━━━━━ TASK DATA

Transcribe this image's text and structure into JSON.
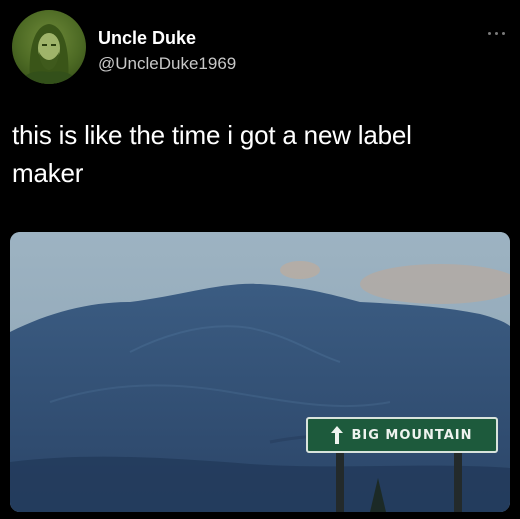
{
  "author": {
    "name": "Uncle Duke",
    "handle": "@UncleDuke1969"
  },
  "tweet": {
    "text_line1": "this is like the time i got a new label",
    "text_line2": "maker"
  },
  "icons": {
    "more": "more-horizontal-icon",
    "sign_arrow": "arrow-up-icon"
  },
  "media": {
    "sign_text": "BIG MOUNTAIN"
  },
  "colors": {
    "background": "#000000",
    "sign_green": "#1d5a3c",
    "handle_gray": "#c8c8c8"
  }
}
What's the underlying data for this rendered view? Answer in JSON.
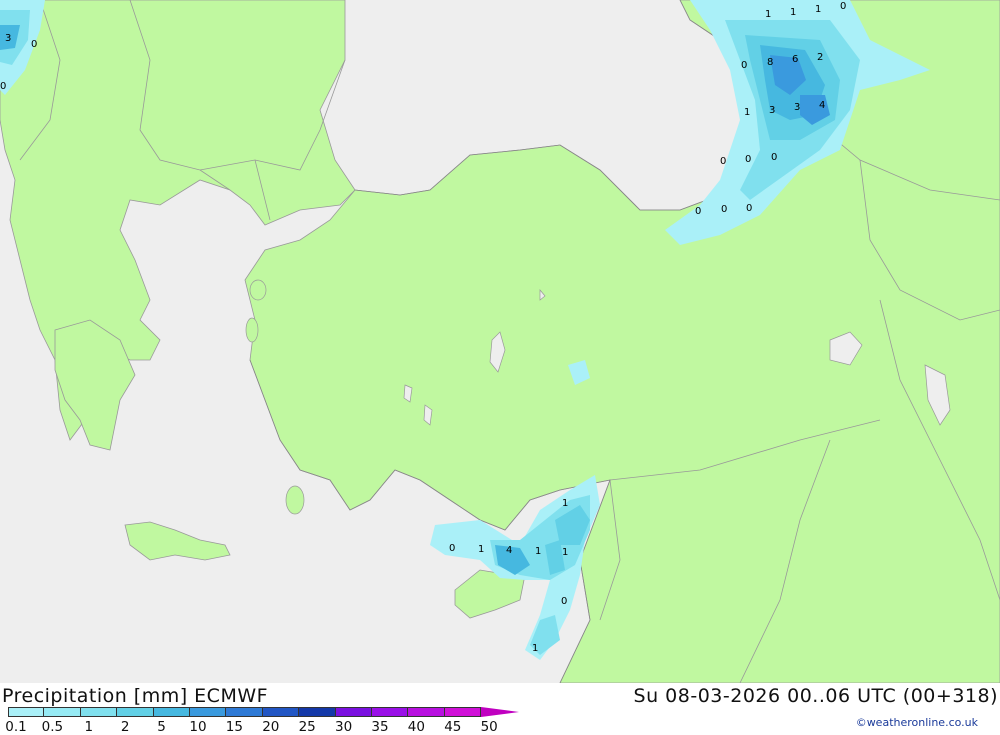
{
  "header": {
    "title": "Precipitation [mm] ECMWF",
    "datetime": "Su 08-03-2026 00..06 UTC (00+318)",
    "credit": "©weatheronline.co.uk"
  },
  "legend": {
    "labels": [
      "0.1",
      "0.5",
      "1",
      "2",
      "5",
      "10",
      "15",
      "20",
      "25",
      "30",
      "35",
      "40",
      "45",
      "50"
    ],
    "colors": [
      "#aaf0f8",
      "#96eaf4",
      "#80e0ee",
      "#62d0e6",
      "#46b8e0",
      "#3a9ade",
      "#2f7ad6",
      "#2256c4",
      "#1438a8",
      "#7a10e0",
      "#9a10e8",
      "#b810e0",
      "#d010d8",
      "#c000c0"
    ]
  },
  "map": {
    "colors": {
      "sea": "#eeeeee",
      "land": "#c0f8a0",
      "border": "#999999"
    },
    "values": [
      "3",
      "0",
      "0",
      "1",
      "1",
      "1",
      "0",
      "0",
      "8",
      "6",
      "2",
      "1",
      "3",
      "3",
      "4",
      "0",
      "0",
      "0",
      "0",
      "0",
      "0",
      "1",
      "0",
      "1",
      "4",
      "1",
      "1",
      "0",
      "1"
    ]
  }
}
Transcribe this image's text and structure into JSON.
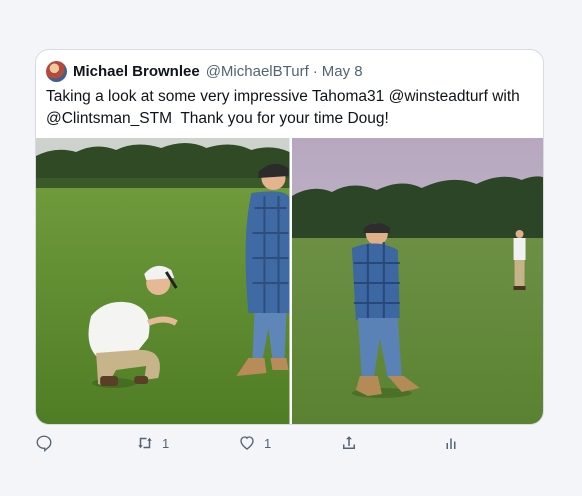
{
  "tweet": {
    "author_name": "Michael Brownlee",
    "handle": "@MichaelBTurf",
    "separator": "·",
    "date": "May 8",
    "text": "Taking a look at some very impressive Tahoma31 @winsteadturf with @Clintsman_STM  Thank you for your time Doug!"
  },
  "media": [
    {
      "icon": "photo-left",
      "subject": "turf inspection"
    },
    {
      "icon": "photo-right",
      "subject": "turf field"
    }
  ],
  "actions": {
    "reply": {
      "icon": "reply-icon",
      "count": ""
    },
    "retweet": {
      "icon": "retweet-icon",
      "count": "1"
    },
    "like": {
      "icon": "heart-icon",
      "count": "1"
    },
    "share": {
      "icon": "share-icon",
      "count": ""
    },
    "analytics": {
      "icon": "analytics-icon",
      "count": ""
    }
  },
  "colors": {
    "background": "#f4f5f9",
    "text": "#0f1419",
    "muted": "#536471",
    "border": "#d7dbe0"
  }
}
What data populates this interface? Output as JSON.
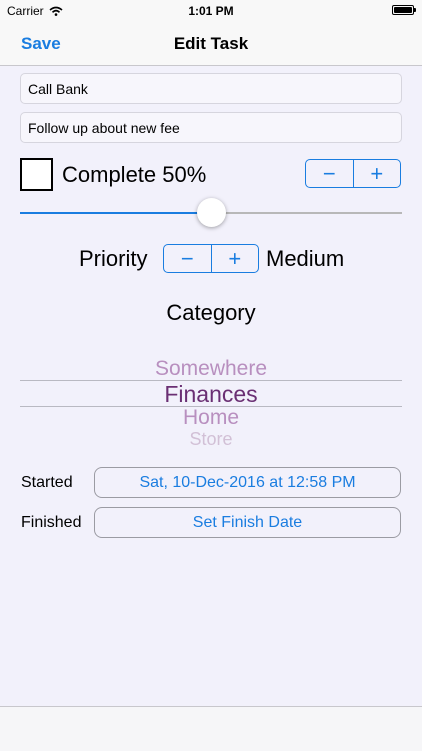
{
  "status": {
    "carrier": "Carrier",
    "time": "1:01 PM"
  },
  "nav": {
    "save_label": "Save",
    "title": "Edit Task"
  },
  "task": {
    "name": "Call Bank",
    "notes": "Follow up about new fee"
  },
  "complete": {
    "checked": false,
    "label": "Complete 50%",
    "percent": 50,
    "minus": "−",
    "plus": "+"
  },
  "priority": {
    "label": "Priority",
    "minus": "−",
    "plus": "+",
    "value": "Medium"
  },
  "category": {
    "label": "Category",
    "options": [
      "Somewhere",
      "Finances",
      "Home",
      "Store"
    ],
    "selected": "Finances"
  },
  "dates": {
    "started_label": "Started",
    "started_value": "Sat, 10-Dec-2016 at 12:58 PM",
    "finished_label": "Finished",
    "finished_value": "Set Finish Date"
  },
  "colors": {
    "accent": "#1a7de0",
    "category_selected": "#6a2f73",
    "category_faded": "#b88fbf"
  }
}
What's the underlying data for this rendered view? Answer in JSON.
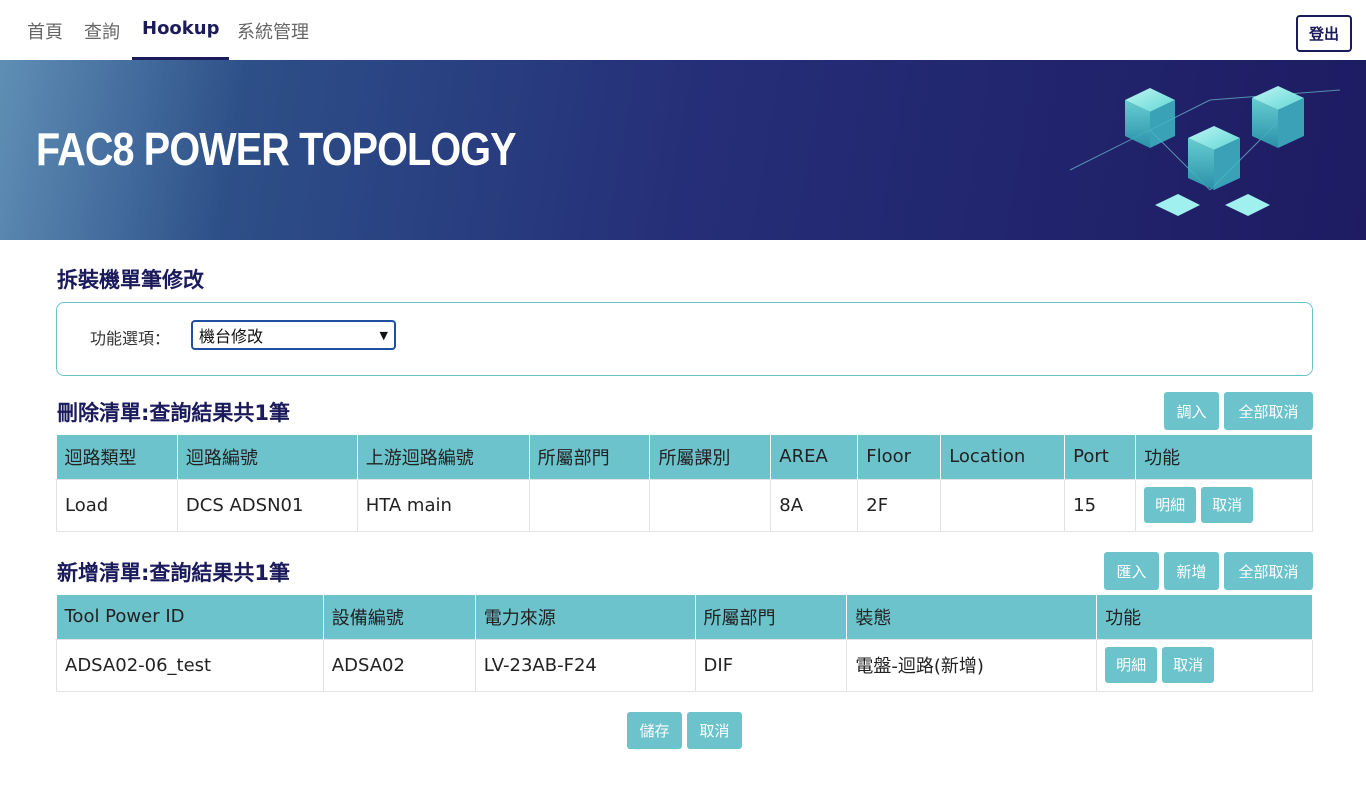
{
  "nav": {
    "home": "首頁",
    "query": "查詢",
    "hookup": "Hookup",
    "admin": "系統管理",
    "logout": "登出"
  },
  "banner": {
    "title": "FAC8 POWER TOPOLOGY"
  },
  "page": {
    "title": "拆裝機單筆修改",
    "function_label": "功能選項：",
    "function_value": "機台修改"
  },
  "delete_list": {
    "title": "刪除清單:查詢結果共1筆",
    "buttons": {
      "import": "調入",
      "cancel_all": "全部取消"
    },
    "columns": [
      "迴路類型",
      "迴路編號",
      "上游迴路編號",
      "所屬部門",
      "所屬課別",
      "AREA",
      "Floor",
      "Location",
      "Port",
      "功能"
    ],
    "rows": [
      {
        "type": "Load",
        "circuit": "DCS ADSN01",
        "upstream": "HTA main",
        "dept": "",
        "section": "",
        "area": "8A",
        "floor": "2F",
        "location": "",
        "port": "15",
        "detail": "明細",
        "cancel": "取消"
      }
    ]
  },
  "add_list": {
    "title": "新增清單:查詢結果共1筆",
    "buttons": {
      "import": "匯入",
      "add": "新增",
      "cancel_all": "全部取消"
    },
    "columns": [
      "Tool Power ID",
      "設備編號",
      "電力來源",
      "所屬部門",
      "裝態",
      "功能"
    ],
    "rows": [
      {
        "tool_power_id": "ADSA02-06_test",
        "equipment": "ADSA02",
        "power_source": "LV-23AB-F24",
        "dept": "DIF",
        "status": "電盤-迴路(新增)",
        "detail": "明細",
        "cancel": "取消"
      }
    ]
  },
  "footer": {
    "save": "儲存",
    "cancel": "取消"
  },
  "colors": {
    "accent": "#6cc3cc",
    "navy": "#1b1b5c",
    "select_border": "#1f4fa3"
  }
}
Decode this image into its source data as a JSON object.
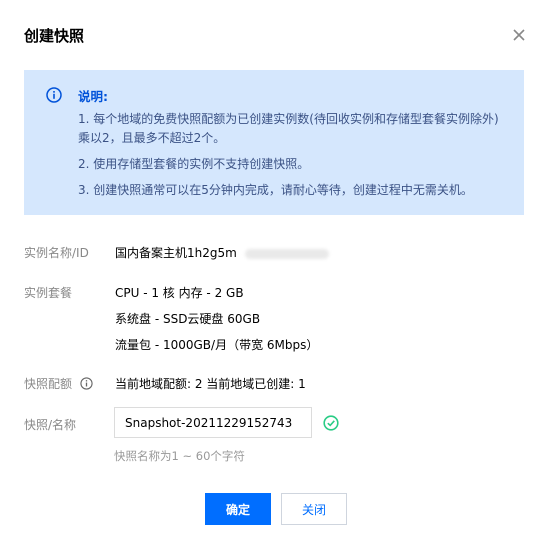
{
  "dialog": {
    "title": "创建快照",
    "close_icon": "close-icon"
  },
  "notice": {
    "icon": "info-icon",
    "heading": "说明:",
    "items": [
      "1. 每个地域的免费快照配额为已创建实例数(待回收实例和存储型套餐实例除外)乘以2，且最多不超过2个。",
      "2. 使用存储型套餐的实例不支持创建快照。",
      "3. 创建快照通常可以在5分钟内完成，请耐心等待，创建过程中无需关机。"
    ],
    "colors": {
      "background": "#d5e7fd",
      "accent": "#0052d9"
    }
  },
  "fields": {
    "instance_name_label": "实例名称/ID",
    "instance_name_value": "国内备案主机1h2g5m",
    "plan_label": "实例套餐",
    "plan_lines": [
      "CPU - 1 核 内存 - 2 GB",
      "系统盘 - SSD云硬盘 60GB",
      "流量包 - 1000GB/月（带宽 6Mbps）"
    ],
    "quota_label": "快照配额",
    "quota_value": "当前地域配额: 2 当前地域已创建: 1",
    "snapshot_name_label": "快照/名称",
    "snapshot_name_value": "Snapshot-20211229152743",
    "snapshot_name_hint": "快照名称为1 ~ 60个字符"
  },
  "buttons": {
    "confirm_label": "确定",
    "close_label": "关闭"
  },
  "colors": {
    "primary": "#006eff",
    "success": "#29cc85",
    "label": "#888888"
  }
}
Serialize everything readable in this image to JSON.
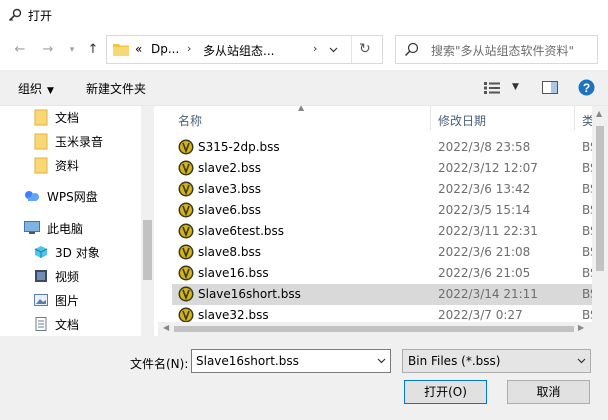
{
  "window": {
    "title": "打开"
  },
  "nav": {
    "breadcrumb_overflow": "«",
    "crumbs": [
      "Dp...",
      "多从站组态..."
    ],
    "search_placeholder": "搜索\"多从站组态软件资料\""
  },
  "toolbar": {
    "organize_label": "组织",
    "new_folder_label": "新建文件夹"
  },
  "sidebar": {
    "items": [
      {
        "label": "文档",
        "icon": "folder-icon"
      },
      {
        "label": "玉米录音",
        "icon": "folder-icon"
      },
      {
        "label": "资料",
        "icon": "folder-icon"
      },
      {
        "label": "WPS网盘",
        "icon": "cloud-icon"
      },
      {
        "label": "此电脑",
        "icon": "computer-icon"
      },
      {
        "label": "3D 对象",
        "icon": "3d-objects-icon"
      },
      {
        "label": "视频",
        "icon": "video-icon"
      },
      {
        "label": "图片",
        "icon": "pictures-icon"
      },
      {
        "label": "文档",
        "icon": "documents-icon"
      }
    ]
  },
  "filelist": {
    "columns": {
      "name": "名称",
      "date": "修改日期",
      "type": "类"
    },
    "rows": [
      {
        "name": "S315-2dp.bss",
        "date": "2022/3/8 23:58",
        "type": "BS"
      },
      {
        "name": "slave2.bss",
        "date": "2022/3/12 12:07",
        "type": "BS"
      },
      {
        "name": "slave3.bss",
        "date": "2022/3/6 13:42",
        "type": "BS"
      },
      {
        "name": "slave6.bss",
        "date": "2022/3/5 15:14",
        "type": "BS"
      },
      {
        "name": "slave6test.bss",
        "date": "2022/3/11 22:31",
        "type": "BS"
      },
      {
        "name": "slave8.bss",
        "date": "2022/3/6 21:08",
        "type": "BS"
      },
      {
        "name": "slave16.bss",
        "date": "2022/3/6 21:05",
        "type": "BS"
      },
      {
        "name": "Slave16short.bss",
        "date": "2022/3/14 21:11",
        "type": "BS"
      },
      {
        "name": "slave32.bss",
        "date": "2022/3/7 0:27",
        "type": "BS"
      }
    ],
    "selected_index": 7
  },
  "footer": {
    "filename_label": "文件名(N):",
    "filename_value": "Slave16short.bss",
    "filetype_value": "Bin Files (*.bss)",
    "open_label": "打开(O)",
    "cancel_label": "取消"
  },
  "colors": {
    "accent": "#0078d7",
    "folder": "#f5c542",
    "help": "#1e73be",
    "selection": "#d9d9d9"
  }
}
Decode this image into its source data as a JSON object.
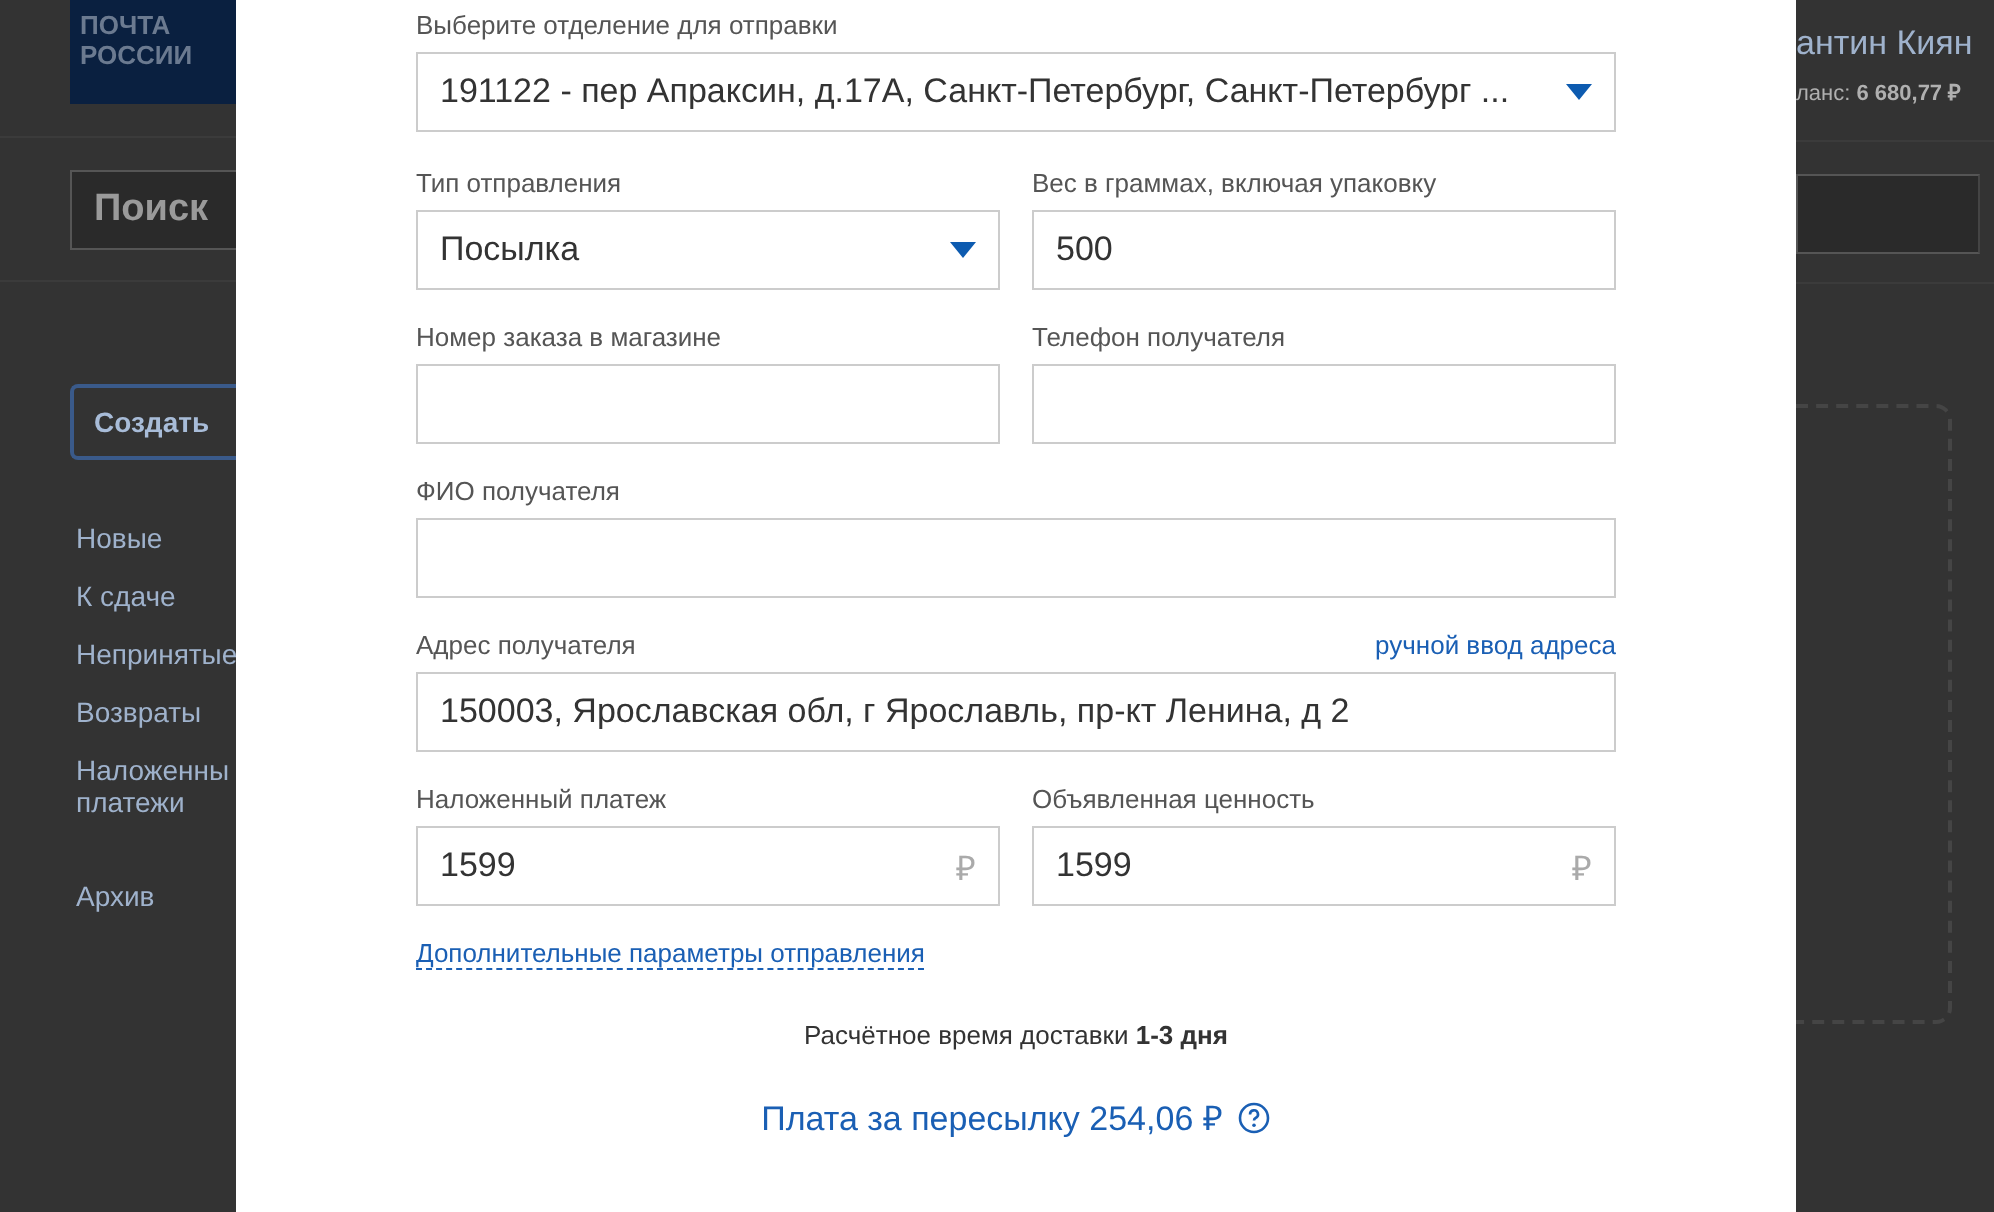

━━━━━━━━━━

▶ [INSTRUCTIONS TO FOLLOW] Identify the lines of the data that contain the word "background". Copy each of them.

▶ [RESULT]
    "background": "#000000",
    "background": "#f4f5f9",
      "background": "#d5e7fd",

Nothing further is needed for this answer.